▽
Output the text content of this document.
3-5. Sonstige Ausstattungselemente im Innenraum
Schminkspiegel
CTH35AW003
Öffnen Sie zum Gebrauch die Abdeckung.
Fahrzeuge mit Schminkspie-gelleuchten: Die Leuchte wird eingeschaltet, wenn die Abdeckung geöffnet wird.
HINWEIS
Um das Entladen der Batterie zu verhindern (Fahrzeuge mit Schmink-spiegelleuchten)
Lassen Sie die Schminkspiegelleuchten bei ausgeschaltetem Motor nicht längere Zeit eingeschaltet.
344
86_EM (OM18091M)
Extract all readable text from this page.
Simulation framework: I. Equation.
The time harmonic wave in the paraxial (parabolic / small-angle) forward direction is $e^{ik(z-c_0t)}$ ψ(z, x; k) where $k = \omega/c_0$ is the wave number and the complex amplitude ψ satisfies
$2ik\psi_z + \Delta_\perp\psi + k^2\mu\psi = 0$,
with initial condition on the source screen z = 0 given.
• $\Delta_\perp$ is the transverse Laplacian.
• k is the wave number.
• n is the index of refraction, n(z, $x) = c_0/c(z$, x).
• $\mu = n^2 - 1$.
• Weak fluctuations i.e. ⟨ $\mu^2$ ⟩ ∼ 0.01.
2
△
* [Exercise]: From the records above, extract every line exactly as it stands.

* [Solution]:
Output the text content of this document.
3-5. Sonstige Ausstattungselemente im Innenraum
Schminkspiegel
CTH35AW003
Öffnen Sie zum Gebrauch die Abdeckung.
Fahrzeuge mit Schminkspie-gelleuchten: Die Leuchte wird eingeschaltet, wenn die Abdeckung geöffnet wird.
HINWEIS
Um das Entladen der Batterie zu verhindern (Fahrzeuge mit Schmink-spiegelleuchten)
Lassen Sie die Schminkspiegelleuchten bei ausgeschaltetem Motor nicht längere Zeit eingeschaltet.
344
86_EM (OM18091M)
Extract all readable text from this page.
Simulation framework: I. Equation.
The time harmonic wave in the paraxial (parabolic / small-angle) forward direction is $e^{ik(z-c_0t)}$ ψ(z, x; k) where $k = \omega/c_0$ is the wave number and the complex amplitude ψ satisfies
$2ik\psi_z + \Delta_\perp\psi + k^2\mu\psi = 0$,
with initial condition on the source screen z = 0 given.
• $\Delta_\perp$ is the transverse Laplacian.
• k is the wave number.
• n is the index of refraction, n(z, $x) = c_0/c(z$, x).
• $\mu = n^2 - 1$.
• Weak fluctuations i.e. ⟨ $\mu^2$ ⟩ ∼ 0.01.
2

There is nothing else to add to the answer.